Data records:

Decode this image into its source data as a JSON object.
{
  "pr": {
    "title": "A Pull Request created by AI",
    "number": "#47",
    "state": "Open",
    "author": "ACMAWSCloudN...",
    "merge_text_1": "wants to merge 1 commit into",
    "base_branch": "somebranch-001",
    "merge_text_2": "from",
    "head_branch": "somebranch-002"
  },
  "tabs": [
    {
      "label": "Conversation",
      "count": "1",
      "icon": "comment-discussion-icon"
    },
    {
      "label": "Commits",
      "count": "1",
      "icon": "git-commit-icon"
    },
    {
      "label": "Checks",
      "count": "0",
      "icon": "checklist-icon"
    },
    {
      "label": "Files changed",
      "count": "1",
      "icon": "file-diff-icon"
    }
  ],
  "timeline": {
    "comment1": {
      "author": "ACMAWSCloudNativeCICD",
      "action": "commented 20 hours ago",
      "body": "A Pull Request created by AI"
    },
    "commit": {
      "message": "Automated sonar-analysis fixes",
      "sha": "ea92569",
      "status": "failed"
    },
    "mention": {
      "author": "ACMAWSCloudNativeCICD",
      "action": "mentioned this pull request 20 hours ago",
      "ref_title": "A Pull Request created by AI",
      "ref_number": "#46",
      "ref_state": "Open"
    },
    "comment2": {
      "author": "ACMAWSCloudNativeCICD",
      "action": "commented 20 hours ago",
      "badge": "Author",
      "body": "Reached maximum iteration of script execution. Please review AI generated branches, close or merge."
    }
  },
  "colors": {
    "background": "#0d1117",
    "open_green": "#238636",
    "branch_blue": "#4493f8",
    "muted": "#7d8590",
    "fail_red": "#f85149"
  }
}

Work required: Each line of the listing above should be output exactly.

Right answer:
Decode this image into its source data as a JSON object.
{
  "pr": {
    "title": "A Pull Request created by AI",
    "number": "#47",
    "state": "Open",
    "author": "ACMAWSCloudN...",
    "merge_text_1": "wants to merge 1 commit into",
    "base_branch": "somebranch-001",
    "merge_text_2": "from",
    "head_branch": "somebranch-002"
  },
  "tabs": [
    {
      "label": "Conversation",
      "count": "1",
      "icon": "comment-discussion-icon"
    },
    {
      "label": "Commits",
      "count": "1",
      "icon": "git-commit-icon"
    },
    {
      "label": "Checks",
      "count": "0",
      "icon": "checklist-icon"
    },
    {
      "label": "Files changed",
      "count": "1",
      "icon": "file-diff-icon"
    }
  ],
  "timeline": {
    "comment1": {
      "author": "ACMAWSCloudNativeCICD",
      "action": "commented 20 hours ago",
      "body": "A Pull Request created by AI"
    },
    "commit": {
      "message": "Automated sonar-analysis fixes",
      "sha": "ea92569",
      "status": "failed"
    },
    "mention": {
      "author": "ACMAWSCloudNativeCICD",
      "action": "mentioned this pull request 20 hours ago",
      "ref_title": "A Pull Request created by AI",
      "ref_number": "#46",
      "ref_state": "Open"
    },
    "comment2": {
      "author": "ACMAWSCloudNativeCICD",
      "action": "commented 20 hours ago",
      "badge": "Author",
      "body": "Reached maximum iteration of script execution. Please review AI generated branches, close or merge."
    }
  },
  "colors": {
    "background": "#0d1117",
    "open_green": "#238636",
    "branch_blue": "#4493f8",
    "muted": "#7d8590",
    "fail_red": "#f85149"
  }
}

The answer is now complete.